» **WHAT YOU WILL DO**: Transcribe the records that follow in their entirety, omitting any pictures.

» **MATERIAL SHOWN**:
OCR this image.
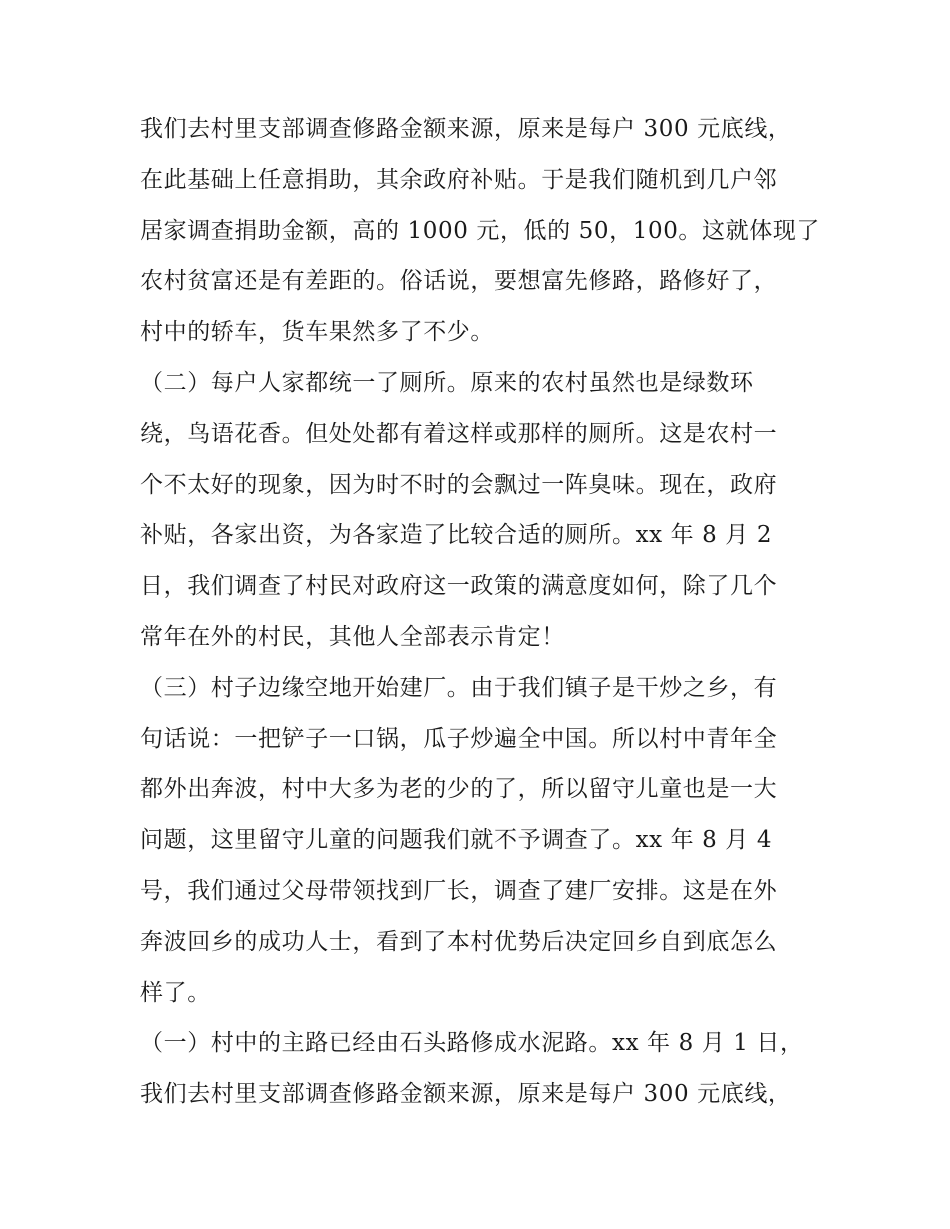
我们去村里支部调查修路金额来源，原来是每户 300 元底线，
在此基础上任意捐助，其余政府补贴。于是我们随机到几户邻
居家调查捐助金额，高的 1000 元，低的 50，100。这就体现了
农村贫富还是有差距的。俗话说，要想富先修路，路修好了，
村中的轿车，货车果然多了不少。
（二）每户人家都统一了厕所。原来的农村虽然也是绿数环
绕，鸟语花香。但处处都有着这样或那样的厕所。这是农村一
个不太好的现象，因为时不时的会飘过一阵臭味。现在，政府
补贴，各家出资，为各家造了比较合适的厕所。xx 年 8 月 2
日，我们调查了村民对政府这一政策的满意度如何，除了几个
常年在外的村民，其他人全部表示肯定！
（三）村子边缘空地开始建厂。由于我们镇子是干炒之乡，有
句话说：一把铲子一口锅，瓜子炒遍全中国。所以村中青年全
都外出奔波，村中大多为老的少的了，所以留守儿童也是一大
问题，这里留守儿童的问题我们就不予调查了。xx 年 8 月 4
号，我们通过父母带领找到厂长，调查了建厂安排。这是在外
奔波回乡的成功人士，看到了本村优势后决定回乡自到底怎么
样了。
（一）村中的主路已经由石头路修成水泥路。xx 年 8 月 1 日，
我们去村里支部调查修路金额来源，原来是每户 300 元底线，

» **FINAL RESULT**:
OCR this image.
我们去村里支部调查修路金额来源，原来是每户 300 元底线，
在此基础上任意捐助，其余政府补贴。于是我们随机到几户邻
居家调查捐助金额，高的 1000 元，低的 50，100。这就体现了
农村贫富还是有差距的。俗话说，要想富先修路，路修好了，
村中的轿车，货车果然多了不少。
（二）每户人家都统一了厕所。原来的农村虽然也是绿数环
绕，鸟语花香。但处处都有着这样或那样的厕所。这是农村一
个不太好的现象，因为时不时的会飘过一阵臭味。现在，政府
补贴，各家出资，为各家造了比较合适的厕所。xx 年 8 月 2
日，我们调查了村民对政府这一政策的满意度如何，除了几个
常年在外的村民，其他人全部表示肯定！
（三）村子边缘空地开始建厂。由于我们镇子是干炒之乡，有
句话说：一把铲子一口锅，瓜子炒遍全中国。所以村中青年全
都外出奔波，村中大多为老的少的了，所以留守儿童也是一大
问题，这里留守儿童的问题我们就不予调查了。xx 年 8 月 4
号，我们通过父母带领找到厂长，调查了建厂安排。这是在外
奔波回乡的成功人士，看到了本村优势后决定回乡自到底怎么
样了。
（一）村中的主路已经由石头路修成水泥路。xx 年 8 月 1 日，
我们去村里支部调查修路金额来源，原来是每户 300 元底线，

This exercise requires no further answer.